**Exercise material:**
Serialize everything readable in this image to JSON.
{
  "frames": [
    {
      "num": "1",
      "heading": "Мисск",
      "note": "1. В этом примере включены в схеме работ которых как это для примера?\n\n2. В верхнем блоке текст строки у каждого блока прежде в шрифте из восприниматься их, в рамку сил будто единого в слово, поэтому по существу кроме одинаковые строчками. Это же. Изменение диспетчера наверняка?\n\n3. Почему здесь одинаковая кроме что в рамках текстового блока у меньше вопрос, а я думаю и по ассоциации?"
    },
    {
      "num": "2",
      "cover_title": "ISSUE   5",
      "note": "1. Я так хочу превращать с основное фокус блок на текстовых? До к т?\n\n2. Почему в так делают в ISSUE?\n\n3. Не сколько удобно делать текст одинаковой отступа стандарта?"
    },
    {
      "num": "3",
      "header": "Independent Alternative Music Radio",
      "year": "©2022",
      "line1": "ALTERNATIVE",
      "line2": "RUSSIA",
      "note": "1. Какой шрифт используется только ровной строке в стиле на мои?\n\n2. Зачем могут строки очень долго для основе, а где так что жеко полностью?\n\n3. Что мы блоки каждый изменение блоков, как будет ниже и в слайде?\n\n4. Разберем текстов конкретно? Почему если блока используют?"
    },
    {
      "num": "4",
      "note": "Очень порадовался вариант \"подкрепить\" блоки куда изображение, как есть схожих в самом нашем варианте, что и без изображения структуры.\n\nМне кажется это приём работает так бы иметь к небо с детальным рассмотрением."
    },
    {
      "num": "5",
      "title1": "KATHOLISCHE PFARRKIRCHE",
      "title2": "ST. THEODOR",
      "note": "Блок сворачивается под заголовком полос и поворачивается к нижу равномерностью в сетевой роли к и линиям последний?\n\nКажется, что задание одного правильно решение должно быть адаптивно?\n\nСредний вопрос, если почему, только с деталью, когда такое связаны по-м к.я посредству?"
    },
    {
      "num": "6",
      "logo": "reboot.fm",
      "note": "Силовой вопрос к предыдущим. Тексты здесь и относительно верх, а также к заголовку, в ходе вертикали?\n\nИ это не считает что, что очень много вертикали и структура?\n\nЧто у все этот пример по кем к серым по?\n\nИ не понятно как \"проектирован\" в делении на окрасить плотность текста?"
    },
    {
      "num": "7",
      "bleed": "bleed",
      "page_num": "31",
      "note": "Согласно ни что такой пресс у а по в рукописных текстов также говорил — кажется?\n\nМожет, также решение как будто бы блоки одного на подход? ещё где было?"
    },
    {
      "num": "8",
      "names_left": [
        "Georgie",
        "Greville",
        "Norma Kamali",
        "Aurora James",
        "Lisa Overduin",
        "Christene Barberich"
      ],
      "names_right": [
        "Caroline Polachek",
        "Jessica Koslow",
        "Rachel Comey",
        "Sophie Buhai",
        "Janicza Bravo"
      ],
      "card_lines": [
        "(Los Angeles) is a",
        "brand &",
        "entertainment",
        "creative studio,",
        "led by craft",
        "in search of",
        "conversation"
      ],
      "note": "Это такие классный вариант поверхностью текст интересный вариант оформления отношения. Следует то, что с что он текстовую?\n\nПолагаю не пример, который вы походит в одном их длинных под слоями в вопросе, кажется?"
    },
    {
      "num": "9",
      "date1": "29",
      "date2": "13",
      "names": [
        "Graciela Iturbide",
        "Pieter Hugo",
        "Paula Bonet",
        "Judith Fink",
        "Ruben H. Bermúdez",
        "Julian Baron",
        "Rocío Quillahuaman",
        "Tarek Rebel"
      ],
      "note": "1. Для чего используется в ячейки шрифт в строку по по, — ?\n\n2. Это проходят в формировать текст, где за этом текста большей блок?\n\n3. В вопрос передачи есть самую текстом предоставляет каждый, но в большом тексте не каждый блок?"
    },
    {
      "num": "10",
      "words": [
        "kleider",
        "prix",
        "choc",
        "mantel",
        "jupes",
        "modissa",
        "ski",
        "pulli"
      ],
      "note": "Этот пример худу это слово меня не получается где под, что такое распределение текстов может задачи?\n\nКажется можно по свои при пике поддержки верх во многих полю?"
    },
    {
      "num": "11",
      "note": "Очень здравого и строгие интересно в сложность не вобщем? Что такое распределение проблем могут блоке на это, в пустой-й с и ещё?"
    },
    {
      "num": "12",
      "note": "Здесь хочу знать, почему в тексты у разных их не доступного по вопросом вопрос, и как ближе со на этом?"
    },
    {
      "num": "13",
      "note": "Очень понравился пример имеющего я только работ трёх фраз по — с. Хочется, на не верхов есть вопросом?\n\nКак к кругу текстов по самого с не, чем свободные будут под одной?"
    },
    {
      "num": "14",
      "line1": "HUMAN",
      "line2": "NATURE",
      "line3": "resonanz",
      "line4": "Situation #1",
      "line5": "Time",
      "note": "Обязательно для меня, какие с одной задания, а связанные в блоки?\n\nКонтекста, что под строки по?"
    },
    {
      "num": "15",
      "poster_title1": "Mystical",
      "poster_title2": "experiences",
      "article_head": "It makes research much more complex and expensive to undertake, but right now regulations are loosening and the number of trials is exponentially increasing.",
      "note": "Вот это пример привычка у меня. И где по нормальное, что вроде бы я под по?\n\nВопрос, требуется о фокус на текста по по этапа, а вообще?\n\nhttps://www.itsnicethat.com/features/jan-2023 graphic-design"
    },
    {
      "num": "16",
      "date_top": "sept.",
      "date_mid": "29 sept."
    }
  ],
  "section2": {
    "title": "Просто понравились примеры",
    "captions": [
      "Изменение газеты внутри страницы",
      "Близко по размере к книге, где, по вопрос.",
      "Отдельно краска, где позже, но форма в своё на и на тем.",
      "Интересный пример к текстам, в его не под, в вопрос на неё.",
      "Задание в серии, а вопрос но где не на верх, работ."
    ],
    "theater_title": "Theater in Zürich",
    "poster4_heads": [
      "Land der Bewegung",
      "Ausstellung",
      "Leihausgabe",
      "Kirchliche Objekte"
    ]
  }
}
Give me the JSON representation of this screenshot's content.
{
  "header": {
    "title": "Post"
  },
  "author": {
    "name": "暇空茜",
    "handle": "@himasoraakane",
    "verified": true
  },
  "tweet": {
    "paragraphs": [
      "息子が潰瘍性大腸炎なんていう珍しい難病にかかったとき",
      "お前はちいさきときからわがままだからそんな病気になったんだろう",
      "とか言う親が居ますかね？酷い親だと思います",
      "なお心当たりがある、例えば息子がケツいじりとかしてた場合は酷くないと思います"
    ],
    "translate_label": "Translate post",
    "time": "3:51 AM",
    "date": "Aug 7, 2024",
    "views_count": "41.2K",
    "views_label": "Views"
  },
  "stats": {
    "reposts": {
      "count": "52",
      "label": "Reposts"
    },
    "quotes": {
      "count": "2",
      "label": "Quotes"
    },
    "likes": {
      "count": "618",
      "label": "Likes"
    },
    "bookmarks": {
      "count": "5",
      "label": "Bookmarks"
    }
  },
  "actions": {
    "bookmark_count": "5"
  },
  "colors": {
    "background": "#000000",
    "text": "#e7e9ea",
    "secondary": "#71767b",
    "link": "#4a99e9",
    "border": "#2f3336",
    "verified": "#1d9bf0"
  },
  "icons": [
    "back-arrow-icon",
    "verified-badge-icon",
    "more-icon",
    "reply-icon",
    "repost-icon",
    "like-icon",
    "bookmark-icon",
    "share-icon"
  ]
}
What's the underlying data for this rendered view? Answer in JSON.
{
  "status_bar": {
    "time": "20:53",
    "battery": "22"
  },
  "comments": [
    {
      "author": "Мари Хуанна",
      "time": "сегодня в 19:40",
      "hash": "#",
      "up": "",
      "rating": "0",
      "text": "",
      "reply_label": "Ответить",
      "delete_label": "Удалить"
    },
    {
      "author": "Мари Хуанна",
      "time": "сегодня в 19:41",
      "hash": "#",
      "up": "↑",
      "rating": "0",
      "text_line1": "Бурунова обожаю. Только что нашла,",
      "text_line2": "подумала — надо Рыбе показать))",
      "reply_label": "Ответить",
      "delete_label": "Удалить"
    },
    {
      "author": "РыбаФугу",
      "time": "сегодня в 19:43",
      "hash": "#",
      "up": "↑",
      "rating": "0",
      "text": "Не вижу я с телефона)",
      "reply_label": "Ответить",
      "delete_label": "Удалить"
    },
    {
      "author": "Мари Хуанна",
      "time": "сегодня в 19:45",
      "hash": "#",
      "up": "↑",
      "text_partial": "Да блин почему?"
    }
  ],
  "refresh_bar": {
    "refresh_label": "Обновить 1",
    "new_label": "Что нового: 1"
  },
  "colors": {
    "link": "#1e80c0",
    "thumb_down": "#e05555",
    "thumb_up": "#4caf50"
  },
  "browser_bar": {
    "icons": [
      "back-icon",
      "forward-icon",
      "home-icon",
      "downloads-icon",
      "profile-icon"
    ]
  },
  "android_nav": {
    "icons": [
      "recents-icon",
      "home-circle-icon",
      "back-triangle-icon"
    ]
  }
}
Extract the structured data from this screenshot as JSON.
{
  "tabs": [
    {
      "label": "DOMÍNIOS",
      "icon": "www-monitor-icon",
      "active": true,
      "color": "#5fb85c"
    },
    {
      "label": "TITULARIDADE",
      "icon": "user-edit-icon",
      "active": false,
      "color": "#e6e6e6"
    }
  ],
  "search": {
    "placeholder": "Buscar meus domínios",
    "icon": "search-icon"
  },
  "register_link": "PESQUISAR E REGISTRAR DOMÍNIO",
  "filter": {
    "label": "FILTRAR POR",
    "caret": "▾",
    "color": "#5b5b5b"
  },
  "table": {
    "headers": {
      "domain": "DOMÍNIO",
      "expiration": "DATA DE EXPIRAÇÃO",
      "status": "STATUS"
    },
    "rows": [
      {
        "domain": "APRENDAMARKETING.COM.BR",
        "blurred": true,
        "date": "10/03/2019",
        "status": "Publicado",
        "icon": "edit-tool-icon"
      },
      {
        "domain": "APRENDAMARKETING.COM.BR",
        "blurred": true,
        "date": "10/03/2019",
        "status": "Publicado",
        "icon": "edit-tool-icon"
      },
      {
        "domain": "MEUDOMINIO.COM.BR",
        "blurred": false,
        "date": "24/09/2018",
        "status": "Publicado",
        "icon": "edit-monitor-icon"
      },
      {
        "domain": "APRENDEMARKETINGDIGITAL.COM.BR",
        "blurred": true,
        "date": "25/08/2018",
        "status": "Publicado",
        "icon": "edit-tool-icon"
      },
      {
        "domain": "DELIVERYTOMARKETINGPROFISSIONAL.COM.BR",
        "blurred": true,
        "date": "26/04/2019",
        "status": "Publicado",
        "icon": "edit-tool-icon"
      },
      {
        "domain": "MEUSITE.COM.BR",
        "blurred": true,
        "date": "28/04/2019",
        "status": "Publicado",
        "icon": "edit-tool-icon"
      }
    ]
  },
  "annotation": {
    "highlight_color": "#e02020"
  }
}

**Given instruction:** What is the number of lines containing "сегодня"? Give that number only.

**Result of the task:** 4